EXERCISE AIM:
Your task is to write out the lines from the line containing "Give me the" through the last line of the material, exactly.

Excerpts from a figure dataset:
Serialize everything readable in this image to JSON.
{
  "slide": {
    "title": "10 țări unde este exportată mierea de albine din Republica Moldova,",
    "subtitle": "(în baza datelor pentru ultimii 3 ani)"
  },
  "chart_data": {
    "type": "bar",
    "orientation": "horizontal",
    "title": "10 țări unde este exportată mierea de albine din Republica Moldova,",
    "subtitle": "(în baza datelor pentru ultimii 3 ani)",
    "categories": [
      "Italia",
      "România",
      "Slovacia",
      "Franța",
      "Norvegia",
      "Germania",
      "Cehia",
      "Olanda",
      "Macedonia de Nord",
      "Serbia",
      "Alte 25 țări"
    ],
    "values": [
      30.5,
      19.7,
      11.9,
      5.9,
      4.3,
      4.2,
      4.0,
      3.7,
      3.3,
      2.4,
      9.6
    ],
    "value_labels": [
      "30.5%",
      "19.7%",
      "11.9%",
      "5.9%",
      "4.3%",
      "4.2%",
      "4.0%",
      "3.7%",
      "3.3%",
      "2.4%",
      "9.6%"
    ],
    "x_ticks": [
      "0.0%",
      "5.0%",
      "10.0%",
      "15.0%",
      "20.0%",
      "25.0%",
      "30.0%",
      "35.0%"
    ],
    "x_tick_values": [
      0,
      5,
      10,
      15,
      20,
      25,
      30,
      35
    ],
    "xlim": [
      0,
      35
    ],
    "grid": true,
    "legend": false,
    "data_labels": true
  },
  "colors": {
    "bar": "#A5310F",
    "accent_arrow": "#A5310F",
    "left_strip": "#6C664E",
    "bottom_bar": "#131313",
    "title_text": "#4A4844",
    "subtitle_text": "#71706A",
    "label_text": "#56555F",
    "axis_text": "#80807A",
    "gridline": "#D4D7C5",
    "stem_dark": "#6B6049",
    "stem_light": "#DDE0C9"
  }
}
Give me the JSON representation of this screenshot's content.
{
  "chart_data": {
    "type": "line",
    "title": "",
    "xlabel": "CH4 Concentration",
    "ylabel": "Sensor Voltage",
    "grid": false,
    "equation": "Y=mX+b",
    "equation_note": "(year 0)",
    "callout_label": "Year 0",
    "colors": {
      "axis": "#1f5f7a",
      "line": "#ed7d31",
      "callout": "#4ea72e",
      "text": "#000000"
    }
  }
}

OUTPUT OF THE TASK:
Give me the JSON representation of this screenshot's content.
{
  "chart_data": {
    "type": "line",
    "title": "",
    "xlabel": "CH4 Concentration",
    "ylabel": "Sensor Voltage",
    "grid": false,
    "equation": "Y=mX+b",
    "equation_note": "(year 0)",
    "callout_label": "Year 0",
    "colors": {
      "axis": "#1f5f7a",
      "line": "#ed7d31",
      "callout": "#4ea72e",
      "text": "#000000"
    }
  }
}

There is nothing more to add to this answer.